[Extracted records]
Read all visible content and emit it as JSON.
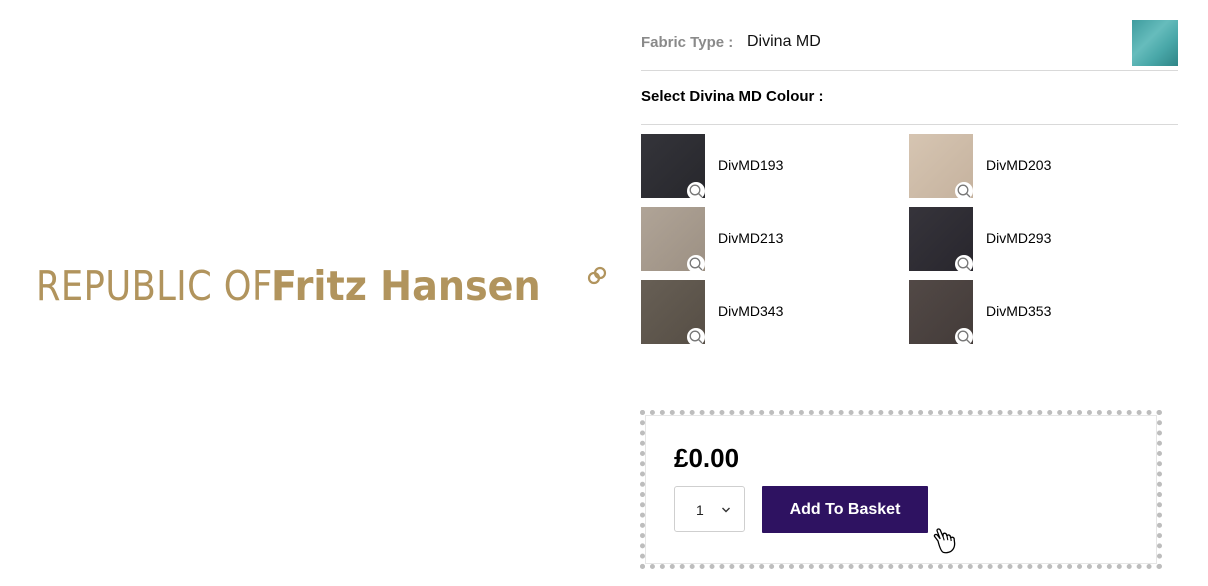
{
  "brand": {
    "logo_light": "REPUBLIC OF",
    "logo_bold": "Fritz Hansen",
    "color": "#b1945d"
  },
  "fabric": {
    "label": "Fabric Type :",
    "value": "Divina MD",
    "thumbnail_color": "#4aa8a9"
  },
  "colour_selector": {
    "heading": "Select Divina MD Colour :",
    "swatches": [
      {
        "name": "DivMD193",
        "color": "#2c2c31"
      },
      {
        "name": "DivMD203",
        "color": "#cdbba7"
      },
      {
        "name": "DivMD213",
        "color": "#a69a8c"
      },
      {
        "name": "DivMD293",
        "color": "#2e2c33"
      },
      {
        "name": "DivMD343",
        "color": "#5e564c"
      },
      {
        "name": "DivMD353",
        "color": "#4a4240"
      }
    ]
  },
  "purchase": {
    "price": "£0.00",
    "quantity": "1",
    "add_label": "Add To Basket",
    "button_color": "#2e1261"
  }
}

==

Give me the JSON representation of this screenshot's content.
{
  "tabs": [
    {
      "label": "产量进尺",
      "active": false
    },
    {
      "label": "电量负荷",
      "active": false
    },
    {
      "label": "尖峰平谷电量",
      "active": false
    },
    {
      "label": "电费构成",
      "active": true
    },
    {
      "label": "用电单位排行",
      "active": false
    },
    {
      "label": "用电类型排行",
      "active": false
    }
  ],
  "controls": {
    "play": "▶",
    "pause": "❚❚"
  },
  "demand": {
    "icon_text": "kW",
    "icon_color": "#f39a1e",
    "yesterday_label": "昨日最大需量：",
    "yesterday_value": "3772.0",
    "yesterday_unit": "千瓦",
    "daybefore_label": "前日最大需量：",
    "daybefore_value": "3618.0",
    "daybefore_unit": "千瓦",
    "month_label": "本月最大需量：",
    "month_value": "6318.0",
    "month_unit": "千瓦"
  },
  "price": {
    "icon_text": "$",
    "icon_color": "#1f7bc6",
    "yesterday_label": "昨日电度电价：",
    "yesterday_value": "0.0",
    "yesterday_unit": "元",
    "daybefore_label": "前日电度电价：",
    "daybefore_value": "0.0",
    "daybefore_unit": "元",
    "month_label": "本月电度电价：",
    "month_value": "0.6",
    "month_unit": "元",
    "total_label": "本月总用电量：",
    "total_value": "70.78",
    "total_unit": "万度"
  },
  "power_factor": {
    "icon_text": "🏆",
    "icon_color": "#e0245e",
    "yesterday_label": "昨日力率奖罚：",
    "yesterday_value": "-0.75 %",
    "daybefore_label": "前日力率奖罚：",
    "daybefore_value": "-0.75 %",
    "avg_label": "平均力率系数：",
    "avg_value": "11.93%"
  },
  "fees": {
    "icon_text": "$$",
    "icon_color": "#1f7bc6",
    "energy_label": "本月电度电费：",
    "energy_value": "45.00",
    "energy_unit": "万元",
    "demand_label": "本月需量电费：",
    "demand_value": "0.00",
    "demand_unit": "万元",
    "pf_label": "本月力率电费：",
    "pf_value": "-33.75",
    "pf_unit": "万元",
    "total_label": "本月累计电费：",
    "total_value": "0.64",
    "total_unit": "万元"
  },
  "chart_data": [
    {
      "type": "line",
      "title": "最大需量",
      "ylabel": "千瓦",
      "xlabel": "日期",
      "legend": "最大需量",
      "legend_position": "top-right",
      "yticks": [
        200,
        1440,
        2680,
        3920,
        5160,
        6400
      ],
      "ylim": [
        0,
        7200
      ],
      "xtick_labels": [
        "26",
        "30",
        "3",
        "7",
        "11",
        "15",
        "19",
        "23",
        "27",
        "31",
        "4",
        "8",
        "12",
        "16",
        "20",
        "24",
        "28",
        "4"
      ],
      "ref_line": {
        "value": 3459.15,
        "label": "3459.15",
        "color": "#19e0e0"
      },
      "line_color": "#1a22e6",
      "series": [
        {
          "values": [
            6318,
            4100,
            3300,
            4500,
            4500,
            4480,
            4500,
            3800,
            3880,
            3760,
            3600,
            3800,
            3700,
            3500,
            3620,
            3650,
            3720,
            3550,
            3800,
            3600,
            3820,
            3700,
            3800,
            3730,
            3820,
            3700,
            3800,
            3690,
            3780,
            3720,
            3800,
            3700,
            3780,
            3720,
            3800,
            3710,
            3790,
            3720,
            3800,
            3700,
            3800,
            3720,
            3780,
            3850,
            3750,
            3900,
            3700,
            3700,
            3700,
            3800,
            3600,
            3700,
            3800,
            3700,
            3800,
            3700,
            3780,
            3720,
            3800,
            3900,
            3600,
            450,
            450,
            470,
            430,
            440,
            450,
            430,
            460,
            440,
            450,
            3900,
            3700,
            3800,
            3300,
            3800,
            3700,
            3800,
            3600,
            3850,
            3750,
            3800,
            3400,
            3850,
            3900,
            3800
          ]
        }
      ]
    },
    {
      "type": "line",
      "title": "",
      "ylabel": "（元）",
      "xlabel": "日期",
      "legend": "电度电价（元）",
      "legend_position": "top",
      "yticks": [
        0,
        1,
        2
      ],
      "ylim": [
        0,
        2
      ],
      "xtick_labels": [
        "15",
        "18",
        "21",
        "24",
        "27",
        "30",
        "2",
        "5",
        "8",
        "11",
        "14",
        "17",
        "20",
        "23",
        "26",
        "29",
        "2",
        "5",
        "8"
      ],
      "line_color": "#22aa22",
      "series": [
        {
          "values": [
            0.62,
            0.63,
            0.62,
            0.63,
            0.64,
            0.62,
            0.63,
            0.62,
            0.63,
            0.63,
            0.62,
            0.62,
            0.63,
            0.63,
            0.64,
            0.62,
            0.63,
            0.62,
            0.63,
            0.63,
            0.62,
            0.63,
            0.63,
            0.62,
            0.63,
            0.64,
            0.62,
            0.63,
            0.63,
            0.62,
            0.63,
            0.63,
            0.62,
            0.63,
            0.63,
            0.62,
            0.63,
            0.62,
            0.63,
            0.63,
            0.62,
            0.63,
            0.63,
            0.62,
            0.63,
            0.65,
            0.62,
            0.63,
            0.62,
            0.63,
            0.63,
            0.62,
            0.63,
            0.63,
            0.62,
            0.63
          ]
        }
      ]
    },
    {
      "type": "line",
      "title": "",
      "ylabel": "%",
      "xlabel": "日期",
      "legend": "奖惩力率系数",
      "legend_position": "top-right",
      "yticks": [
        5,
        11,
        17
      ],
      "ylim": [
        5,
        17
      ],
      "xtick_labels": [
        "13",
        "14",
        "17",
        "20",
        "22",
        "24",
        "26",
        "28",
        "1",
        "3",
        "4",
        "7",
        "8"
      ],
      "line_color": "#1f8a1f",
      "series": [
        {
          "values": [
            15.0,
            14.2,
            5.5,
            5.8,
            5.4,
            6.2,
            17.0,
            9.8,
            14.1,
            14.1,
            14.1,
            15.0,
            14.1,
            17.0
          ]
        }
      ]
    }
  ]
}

**INSTRUCTIONS TO FOLLOW**
Scan the material above. Copy each line where "content" occurs.

**ANSWER TO THIS PROBLEM**
Read all visible content and emit it as JSON.
Give me the JSON representation of this screenshot's content.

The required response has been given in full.